# [WHAT YOU HAVE TO DO]
Report every line from the material that contains the word "JSON".

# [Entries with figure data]
begin

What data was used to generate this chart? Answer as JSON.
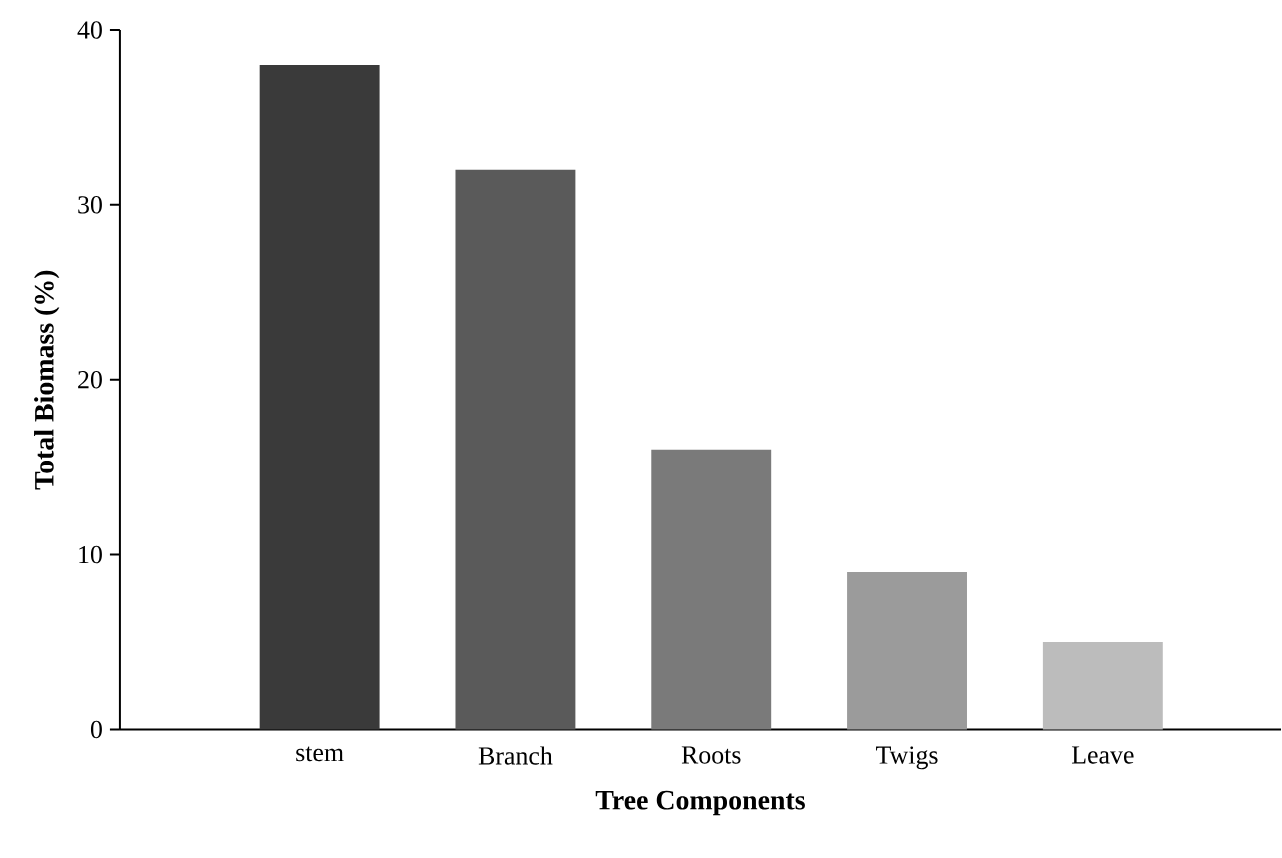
{
  "chart_data": {
    "type": "bar",
    "xlabel": "Tree Components",
    "ylabel": "Total Biomass (%)",
    "categories": [
      "stem",
      "Branch",
      "Roots",
      "Twigs",
      "Leave"
    ],
    "values": [
      38,
      32,
      16,
      9,
      5
    ],
    "colors": [
      "#3a3a3a",
      "#5a5a5a",
      "#7a7a7a",
      "#9b9b9b",
      "#bcbcbc"
    ],
    "ylim": [
      0,
      40
    ],
    "yticks": [
      0,
      10,
      20,
      30,
      40
    ],
    "grid": false
  }
}
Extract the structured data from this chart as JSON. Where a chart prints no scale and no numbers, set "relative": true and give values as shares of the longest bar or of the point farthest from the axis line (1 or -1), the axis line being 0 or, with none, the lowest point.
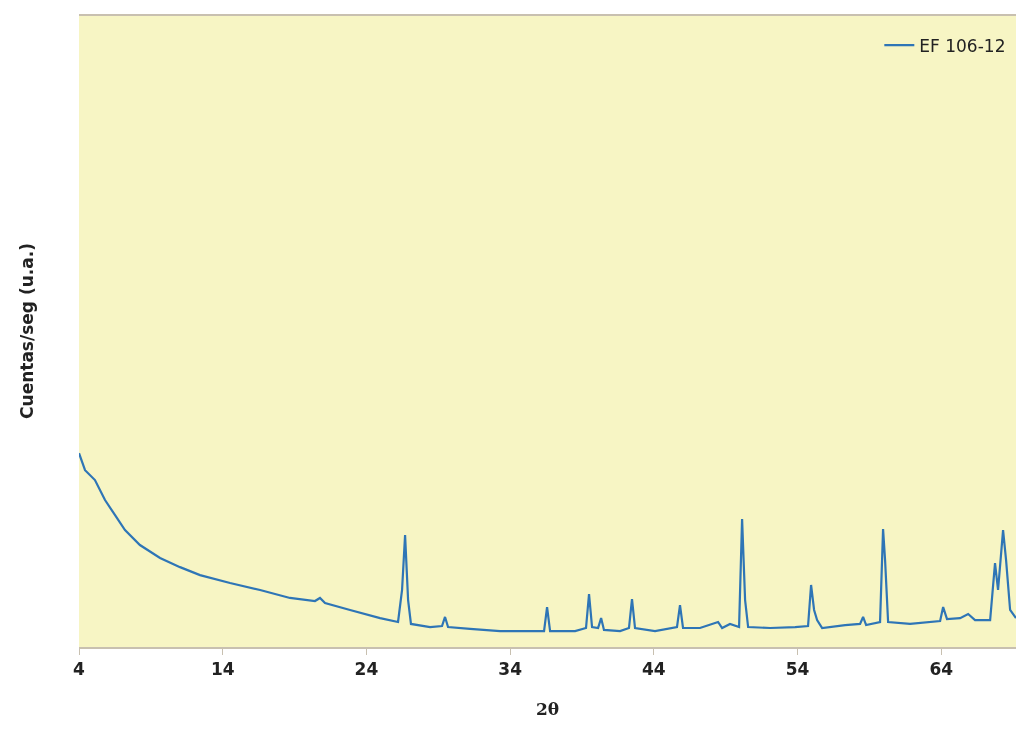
{
  "chart_data": {
    "type": "line",
    "relative": true,
    "xlabel": "2θ",
    "ylabel": "Cuentas/seg (u.a.)",
    "xlim": [
      4,
      69.2
    ],
    "xticks": [
      4,
      14,
      24,
      34,
      44,
      54,
      64
    ],
    "grid": false,
    "legend": "top right",
    "marker": "none",
    "line_style": "solid",
    "series": [
      {
        "name": "EF 106-12",
        "color": "#2e75b6",
        "x": [
          4.0,
          4.42,
          5.11,
          5.81,
          6.51,
          7.2,
          8.24,
          9.64,
          11.03,
          12.42,
          14.51,
          16.6,
          18.68,
          20.42,
          20.77,
          21.12,
          22.86,
          24.95,
          26.2,
          26.48,
          26.69,
          26.9,
          27.1,
          28.43,
          29.26,
          29.47,
          29.68,
          31.21,
          33.3,
          35.38,
          36.36,
          36.57,
          36.78,
          38.52,
          39.28,
          39.49,
          39.7,
          40.12,
          40.33,
          40.53,
          41.65,
          42.27,
          42.48,
          42.69,
          44.08,
          45.61,
          45.82,
          46.03,
          47.21,
          48.47,
          48.75,
          49.3,
          49.93,
          50.14,
          50.35,
          50.56,
          52.09,
          53.83,
          54.73,
          54.94,
          55.15,
          55.36,
          55.71,
          57.31,
          58.35,
          58.56,
          58.77,
          59.74,
          59.95,
          60.09,
          60.3,
          61.83,
          63.92,
          64.13,
          64.4,
          65.31,
          65.87,
          66.35,
          67.4,
          67.74,
          67.95,
          68.3,
          68.51,
          68.79,
          69.2
        ],
        "values": [
          1.0,
          0.912,
          0.861,
          0.758,
          0.68,
          0.603,
          0.526,
          0.459,
          0.412,
          0.371,
          0.33,
          0.294,
          0.253,
          0.237,
          0.253,
          0.227,
          0.191,
          0.149,
          0.129,
          0.294,
          0.577,
          0.242,
          0.119,
          0.103,
          0.108,
          0.155,
          0.103,
          0.093,
          0.082,
          0.082,
          0.082,
          0.206,
          0.082,
          0.082,
          0.098,
          0.273,
          0.103,
          0.098,
          0.149,
          0.088,
          0.082,
          0.098,
          0.247,
          0.098,
          0.082,
          0.103,
          0.216,
          0.098,
          0.098,
          0.129,
          0.098,
          0.119,
          0.103,
          0.66,
          0.242,
          0.103,
          0.098,
          0.103,
          0.108,
          0.32,
          0.191,
          0.139,
          0.098,
          0.113,
          0.119,
          0.155,
          0.113,
          0.129,
          0.608,
          0.448,
          0.129,
          0.119,
          0.134,
          0.206,
          0.144,
          0.149,
          0.17,
          0.139,
          0.139,
          0.433,
          0.294,
          0.603,
          0.448,
          0.191,
          0.149
        ]
      }
    ]
  }
}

end

# [FULL RESPONSE]
What data was used to generate this chart? Answer as JSON.
Extract the structured data from this chart as JSON. Where a chart prints no scale and no numbers, set "relative": true and give values as shares of the longest bar or of the point farthest from the axis line (1 or -1), the axis line being 0 or, with none, the lowest point.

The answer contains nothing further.